Provided data
-- Start --
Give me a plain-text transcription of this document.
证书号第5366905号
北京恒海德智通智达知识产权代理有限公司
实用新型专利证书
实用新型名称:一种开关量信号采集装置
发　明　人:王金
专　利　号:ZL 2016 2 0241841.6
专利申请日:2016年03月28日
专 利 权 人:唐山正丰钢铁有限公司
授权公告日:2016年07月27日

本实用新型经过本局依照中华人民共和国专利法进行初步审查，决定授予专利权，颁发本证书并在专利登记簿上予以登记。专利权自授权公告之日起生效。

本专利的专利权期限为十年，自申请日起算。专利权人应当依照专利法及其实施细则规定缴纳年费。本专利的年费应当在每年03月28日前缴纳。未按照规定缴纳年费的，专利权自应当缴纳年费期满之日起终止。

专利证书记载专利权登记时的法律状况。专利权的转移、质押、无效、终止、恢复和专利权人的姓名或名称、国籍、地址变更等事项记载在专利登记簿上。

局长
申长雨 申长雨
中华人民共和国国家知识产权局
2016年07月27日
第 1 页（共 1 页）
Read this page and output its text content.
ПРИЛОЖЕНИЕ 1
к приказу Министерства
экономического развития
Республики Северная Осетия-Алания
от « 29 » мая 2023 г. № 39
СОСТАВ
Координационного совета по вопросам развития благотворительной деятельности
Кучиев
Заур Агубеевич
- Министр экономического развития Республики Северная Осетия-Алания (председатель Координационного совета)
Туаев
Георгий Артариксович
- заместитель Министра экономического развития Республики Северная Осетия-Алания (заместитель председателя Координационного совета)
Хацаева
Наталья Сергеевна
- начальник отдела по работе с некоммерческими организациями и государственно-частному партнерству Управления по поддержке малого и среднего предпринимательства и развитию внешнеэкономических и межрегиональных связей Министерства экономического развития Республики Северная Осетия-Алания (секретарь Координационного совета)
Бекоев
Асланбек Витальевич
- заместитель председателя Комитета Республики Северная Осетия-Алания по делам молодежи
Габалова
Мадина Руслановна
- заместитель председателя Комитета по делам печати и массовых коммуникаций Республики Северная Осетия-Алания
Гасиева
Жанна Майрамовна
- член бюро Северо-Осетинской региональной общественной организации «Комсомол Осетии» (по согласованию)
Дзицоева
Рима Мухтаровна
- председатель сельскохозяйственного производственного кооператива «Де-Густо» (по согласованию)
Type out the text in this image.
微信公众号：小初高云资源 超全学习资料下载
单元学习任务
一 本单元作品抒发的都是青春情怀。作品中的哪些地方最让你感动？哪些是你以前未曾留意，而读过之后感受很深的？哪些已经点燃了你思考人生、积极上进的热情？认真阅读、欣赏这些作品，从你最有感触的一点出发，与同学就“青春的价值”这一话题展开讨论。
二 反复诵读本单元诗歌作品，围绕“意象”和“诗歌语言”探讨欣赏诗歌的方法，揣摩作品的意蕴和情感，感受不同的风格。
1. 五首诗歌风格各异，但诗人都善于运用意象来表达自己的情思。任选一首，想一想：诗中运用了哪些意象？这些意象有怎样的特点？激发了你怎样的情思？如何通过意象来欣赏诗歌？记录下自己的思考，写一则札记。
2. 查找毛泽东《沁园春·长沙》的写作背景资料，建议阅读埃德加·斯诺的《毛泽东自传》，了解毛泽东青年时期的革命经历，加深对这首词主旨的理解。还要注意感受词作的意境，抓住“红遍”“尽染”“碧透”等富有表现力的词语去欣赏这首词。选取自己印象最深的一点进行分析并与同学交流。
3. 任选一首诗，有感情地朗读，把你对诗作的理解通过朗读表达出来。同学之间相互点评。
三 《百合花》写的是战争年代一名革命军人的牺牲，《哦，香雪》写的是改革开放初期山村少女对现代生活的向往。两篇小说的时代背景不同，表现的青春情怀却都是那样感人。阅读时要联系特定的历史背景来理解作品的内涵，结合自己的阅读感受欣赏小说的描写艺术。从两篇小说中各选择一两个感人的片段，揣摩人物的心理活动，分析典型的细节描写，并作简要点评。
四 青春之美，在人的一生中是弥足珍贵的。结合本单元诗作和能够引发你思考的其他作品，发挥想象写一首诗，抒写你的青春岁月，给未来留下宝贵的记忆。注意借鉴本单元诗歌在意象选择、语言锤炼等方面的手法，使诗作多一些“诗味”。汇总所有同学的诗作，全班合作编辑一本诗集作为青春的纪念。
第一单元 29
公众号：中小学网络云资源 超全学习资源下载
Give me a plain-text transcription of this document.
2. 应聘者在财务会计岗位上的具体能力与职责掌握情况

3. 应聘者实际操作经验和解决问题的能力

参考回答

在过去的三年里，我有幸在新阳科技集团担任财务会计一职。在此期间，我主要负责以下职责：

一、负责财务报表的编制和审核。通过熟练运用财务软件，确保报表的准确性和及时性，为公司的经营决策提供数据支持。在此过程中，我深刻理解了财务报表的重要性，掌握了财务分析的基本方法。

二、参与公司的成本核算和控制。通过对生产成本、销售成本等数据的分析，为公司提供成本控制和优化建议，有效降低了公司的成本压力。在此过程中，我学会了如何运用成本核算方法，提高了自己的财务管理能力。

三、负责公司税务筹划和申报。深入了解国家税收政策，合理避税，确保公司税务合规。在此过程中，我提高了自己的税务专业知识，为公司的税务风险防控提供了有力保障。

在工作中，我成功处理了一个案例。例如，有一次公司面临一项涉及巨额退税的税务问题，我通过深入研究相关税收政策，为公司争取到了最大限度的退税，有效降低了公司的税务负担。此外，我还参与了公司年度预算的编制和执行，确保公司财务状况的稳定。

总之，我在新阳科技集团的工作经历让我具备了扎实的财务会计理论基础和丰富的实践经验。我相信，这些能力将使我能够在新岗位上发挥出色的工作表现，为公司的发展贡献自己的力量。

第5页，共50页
-- End --
Short exercise
Return every line holding the word "text" from the records.

Exercise output
Give me a plain-text transcription of this document.
Read this page and output its text content.
Type out the text in this image.
Give me a plain-text transcription of this document.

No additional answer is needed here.